--- START ---

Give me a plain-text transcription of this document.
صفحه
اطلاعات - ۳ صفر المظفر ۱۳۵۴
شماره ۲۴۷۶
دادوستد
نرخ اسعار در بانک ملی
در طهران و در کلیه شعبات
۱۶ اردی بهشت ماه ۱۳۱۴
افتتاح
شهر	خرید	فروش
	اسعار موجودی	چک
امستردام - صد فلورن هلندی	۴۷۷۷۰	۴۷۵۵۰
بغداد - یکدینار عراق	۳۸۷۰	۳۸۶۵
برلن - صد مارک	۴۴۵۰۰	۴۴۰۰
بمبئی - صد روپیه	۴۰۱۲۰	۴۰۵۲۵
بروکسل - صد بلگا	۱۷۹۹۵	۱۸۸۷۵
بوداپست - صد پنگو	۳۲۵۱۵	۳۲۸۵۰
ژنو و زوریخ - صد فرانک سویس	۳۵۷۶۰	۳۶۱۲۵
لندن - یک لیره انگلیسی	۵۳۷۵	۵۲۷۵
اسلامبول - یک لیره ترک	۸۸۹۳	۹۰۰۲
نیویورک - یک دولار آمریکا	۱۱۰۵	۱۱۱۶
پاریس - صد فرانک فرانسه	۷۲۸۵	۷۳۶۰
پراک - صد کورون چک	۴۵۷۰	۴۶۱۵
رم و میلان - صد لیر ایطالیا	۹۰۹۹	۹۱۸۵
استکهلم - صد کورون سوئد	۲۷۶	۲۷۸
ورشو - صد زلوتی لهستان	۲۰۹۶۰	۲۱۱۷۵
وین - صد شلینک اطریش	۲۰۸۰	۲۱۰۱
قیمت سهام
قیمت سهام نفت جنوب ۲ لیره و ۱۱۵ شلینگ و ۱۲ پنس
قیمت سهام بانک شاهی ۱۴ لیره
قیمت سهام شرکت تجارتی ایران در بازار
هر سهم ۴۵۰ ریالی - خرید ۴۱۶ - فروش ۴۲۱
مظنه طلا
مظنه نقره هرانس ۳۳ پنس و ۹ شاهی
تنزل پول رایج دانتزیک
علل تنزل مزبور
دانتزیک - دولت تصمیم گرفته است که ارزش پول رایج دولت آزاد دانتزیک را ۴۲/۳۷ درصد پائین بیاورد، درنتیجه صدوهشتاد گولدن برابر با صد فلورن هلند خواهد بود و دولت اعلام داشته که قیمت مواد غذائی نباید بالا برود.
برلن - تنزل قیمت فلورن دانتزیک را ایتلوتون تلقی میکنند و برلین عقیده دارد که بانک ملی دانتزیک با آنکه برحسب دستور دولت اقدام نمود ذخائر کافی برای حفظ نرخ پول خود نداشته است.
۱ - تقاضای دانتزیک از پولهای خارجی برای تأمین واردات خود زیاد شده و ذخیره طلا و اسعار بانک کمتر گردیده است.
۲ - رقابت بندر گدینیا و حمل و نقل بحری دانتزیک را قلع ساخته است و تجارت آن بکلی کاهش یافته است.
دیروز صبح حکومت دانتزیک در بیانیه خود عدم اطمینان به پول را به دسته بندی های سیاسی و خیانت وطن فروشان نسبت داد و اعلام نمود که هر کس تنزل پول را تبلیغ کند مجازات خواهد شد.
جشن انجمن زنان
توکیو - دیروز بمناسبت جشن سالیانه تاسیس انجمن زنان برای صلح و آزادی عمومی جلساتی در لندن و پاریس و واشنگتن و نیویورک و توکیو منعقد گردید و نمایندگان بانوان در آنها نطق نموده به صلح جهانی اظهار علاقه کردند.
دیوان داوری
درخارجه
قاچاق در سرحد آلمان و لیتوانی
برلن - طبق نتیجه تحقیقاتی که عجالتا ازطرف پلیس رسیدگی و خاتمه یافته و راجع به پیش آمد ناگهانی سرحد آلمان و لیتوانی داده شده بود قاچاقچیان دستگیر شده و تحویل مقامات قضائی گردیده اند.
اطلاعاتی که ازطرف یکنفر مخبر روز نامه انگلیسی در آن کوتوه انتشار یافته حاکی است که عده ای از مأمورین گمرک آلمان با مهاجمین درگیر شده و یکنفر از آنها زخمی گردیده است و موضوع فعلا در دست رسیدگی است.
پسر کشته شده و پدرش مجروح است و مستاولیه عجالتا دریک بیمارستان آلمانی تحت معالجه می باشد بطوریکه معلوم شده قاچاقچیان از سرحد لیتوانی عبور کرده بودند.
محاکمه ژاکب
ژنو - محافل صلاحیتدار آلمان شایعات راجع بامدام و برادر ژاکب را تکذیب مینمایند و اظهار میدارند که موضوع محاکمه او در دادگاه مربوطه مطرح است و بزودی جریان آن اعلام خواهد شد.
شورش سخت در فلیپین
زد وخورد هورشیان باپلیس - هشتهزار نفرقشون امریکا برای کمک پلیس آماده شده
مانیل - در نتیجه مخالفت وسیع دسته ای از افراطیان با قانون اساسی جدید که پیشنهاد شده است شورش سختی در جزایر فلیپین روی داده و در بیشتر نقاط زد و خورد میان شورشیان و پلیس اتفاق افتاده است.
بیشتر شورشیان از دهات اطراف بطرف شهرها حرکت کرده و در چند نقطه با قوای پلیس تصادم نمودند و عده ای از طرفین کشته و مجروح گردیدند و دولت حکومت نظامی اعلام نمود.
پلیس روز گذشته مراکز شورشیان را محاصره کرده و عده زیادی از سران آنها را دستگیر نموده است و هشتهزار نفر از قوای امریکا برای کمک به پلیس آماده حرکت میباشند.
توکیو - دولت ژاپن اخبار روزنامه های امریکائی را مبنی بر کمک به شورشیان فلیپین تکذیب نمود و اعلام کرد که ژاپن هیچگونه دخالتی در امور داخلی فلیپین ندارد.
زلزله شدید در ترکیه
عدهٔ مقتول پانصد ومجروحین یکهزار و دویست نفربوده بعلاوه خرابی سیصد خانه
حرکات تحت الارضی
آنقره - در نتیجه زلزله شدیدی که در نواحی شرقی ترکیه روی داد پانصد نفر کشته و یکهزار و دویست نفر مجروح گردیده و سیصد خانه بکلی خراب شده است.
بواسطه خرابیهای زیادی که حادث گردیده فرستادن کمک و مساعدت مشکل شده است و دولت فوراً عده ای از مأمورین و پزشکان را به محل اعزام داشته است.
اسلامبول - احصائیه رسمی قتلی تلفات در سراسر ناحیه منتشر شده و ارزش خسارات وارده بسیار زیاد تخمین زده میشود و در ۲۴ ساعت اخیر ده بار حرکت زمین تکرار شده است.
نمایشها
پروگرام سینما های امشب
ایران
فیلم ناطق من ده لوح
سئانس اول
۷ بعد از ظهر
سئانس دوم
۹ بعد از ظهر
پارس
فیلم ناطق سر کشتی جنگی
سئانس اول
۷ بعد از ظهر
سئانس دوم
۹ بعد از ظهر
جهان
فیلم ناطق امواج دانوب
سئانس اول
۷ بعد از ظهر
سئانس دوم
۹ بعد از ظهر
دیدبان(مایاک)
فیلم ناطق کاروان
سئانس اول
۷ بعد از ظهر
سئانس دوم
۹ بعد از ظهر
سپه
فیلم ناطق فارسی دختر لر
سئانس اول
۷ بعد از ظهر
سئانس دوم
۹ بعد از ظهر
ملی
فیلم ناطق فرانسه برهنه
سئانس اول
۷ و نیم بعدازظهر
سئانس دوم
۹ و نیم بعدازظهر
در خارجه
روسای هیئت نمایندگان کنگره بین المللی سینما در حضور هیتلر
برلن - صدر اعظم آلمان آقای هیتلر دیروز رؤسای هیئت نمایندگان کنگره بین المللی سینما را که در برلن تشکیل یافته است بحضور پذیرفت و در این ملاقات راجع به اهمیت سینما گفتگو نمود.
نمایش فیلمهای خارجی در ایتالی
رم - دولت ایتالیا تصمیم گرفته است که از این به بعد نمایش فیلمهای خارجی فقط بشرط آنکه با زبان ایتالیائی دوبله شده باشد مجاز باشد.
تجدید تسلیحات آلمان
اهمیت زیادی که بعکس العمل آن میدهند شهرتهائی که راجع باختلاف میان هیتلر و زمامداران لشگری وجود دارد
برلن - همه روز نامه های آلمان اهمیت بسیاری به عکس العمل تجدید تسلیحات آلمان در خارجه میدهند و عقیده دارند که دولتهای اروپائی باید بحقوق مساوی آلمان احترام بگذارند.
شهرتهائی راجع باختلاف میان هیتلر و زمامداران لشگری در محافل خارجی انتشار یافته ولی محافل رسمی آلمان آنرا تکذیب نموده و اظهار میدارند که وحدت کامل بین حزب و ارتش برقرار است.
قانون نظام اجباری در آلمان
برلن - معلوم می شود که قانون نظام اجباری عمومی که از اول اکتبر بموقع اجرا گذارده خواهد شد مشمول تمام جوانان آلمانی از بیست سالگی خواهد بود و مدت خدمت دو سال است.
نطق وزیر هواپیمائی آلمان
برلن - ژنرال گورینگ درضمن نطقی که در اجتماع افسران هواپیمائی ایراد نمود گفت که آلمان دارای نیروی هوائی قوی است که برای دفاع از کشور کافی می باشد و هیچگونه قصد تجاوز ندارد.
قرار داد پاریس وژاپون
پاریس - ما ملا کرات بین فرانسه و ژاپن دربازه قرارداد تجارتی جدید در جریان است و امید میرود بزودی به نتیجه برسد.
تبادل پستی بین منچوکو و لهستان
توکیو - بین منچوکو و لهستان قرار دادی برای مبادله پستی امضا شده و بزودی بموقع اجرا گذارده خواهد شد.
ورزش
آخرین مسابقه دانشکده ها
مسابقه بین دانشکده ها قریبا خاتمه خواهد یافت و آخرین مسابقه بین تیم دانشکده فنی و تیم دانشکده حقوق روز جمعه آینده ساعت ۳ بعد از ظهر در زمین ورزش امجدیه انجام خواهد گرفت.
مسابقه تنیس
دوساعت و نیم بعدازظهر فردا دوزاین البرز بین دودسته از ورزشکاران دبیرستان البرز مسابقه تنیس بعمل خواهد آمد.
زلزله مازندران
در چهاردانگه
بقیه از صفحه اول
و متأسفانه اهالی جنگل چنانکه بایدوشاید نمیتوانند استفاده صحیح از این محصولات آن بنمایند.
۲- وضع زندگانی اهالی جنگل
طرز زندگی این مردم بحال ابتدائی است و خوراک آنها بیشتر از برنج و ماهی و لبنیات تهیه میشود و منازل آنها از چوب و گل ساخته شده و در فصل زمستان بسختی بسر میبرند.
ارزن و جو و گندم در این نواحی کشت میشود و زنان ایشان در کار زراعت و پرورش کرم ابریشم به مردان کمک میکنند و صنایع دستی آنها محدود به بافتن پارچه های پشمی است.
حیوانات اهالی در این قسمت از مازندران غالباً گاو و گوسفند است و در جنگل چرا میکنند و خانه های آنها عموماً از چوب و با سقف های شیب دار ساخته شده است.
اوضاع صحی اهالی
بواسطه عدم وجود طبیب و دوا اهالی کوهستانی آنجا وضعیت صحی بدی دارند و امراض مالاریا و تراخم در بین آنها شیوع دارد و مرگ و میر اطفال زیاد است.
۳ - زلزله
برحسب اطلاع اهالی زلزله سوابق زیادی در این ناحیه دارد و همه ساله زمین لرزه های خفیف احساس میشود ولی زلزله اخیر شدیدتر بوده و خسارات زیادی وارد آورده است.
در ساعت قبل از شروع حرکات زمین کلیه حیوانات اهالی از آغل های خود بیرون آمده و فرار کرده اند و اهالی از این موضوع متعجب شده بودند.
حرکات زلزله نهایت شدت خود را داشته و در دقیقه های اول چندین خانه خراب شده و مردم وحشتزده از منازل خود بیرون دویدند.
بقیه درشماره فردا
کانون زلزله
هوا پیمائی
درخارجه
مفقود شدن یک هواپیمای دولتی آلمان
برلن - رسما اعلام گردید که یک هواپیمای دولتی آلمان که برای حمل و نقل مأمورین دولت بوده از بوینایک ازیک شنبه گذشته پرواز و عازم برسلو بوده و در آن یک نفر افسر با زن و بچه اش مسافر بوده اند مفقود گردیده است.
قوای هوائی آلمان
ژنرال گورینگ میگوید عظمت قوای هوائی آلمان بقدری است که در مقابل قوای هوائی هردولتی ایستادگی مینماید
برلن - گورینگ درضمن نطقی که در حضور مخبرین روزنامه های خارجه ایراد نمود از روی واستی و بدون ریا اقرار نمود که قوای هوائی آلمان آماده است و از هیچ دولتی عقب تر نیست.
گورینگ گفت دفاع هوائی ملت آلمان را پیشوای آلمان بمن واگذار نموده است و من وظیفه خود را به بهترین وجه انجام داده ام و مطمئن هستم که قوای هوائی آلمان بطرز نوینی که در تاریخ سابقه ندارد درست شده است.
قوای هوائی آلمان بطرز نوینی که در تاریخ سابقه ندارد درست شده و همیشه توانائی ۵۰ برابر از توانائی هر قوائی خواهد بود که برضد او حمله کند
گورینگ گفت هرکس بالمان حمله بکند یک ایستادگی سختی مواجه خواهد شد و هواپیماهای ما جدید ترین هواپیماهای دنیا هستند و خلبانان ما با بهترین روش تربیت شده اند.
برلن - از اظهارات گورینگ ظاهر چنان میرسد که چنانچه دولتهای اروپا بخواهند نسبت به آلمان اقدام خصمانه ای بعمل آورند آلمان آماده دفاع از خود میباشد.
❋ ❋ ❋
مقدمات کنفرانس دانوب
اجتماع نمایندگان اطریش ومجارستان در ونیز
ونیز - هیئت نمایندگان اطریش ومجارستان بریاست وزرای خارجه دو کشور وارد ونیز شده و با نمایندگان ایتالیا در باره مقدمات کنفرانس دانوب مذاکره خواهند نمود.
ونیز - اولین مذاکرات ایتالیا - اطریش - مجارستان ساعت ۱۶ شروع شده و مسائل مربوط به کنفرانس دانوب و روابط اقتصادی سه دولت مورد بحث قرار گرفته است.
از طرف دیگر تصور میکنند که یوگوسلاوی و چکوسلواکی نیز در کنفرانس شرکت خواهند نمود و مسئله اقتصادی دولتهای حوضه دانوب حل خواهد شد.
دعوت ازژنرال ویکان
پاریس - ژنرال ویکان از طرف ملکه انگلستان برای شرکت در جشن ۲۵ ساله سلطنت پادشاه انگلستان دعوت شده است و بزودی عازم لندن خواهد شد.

--- END ---

__GOAL OF THE EXERCISE__: From the entries above, list each line with "نواحی" in it.

__ANSWER FOR THIS EXERCISE__:
آنقره - در نتیجه زلزله شدیدی که در نواحی شرقی ترکیه روی داد پانصد نفر کشته و یکهزار و دویست نفر مجروح گردیده و سیصد خانه بکلی خراب شده است.
ارزن و جو و گندم در این نواحی کشت میشود و زنان ایشان در کار زراعت و پرورش کرم ابریشم به مردان کمک میکنند و صنایع دستی آنها محدود به بافتن پارچه های پشمی است.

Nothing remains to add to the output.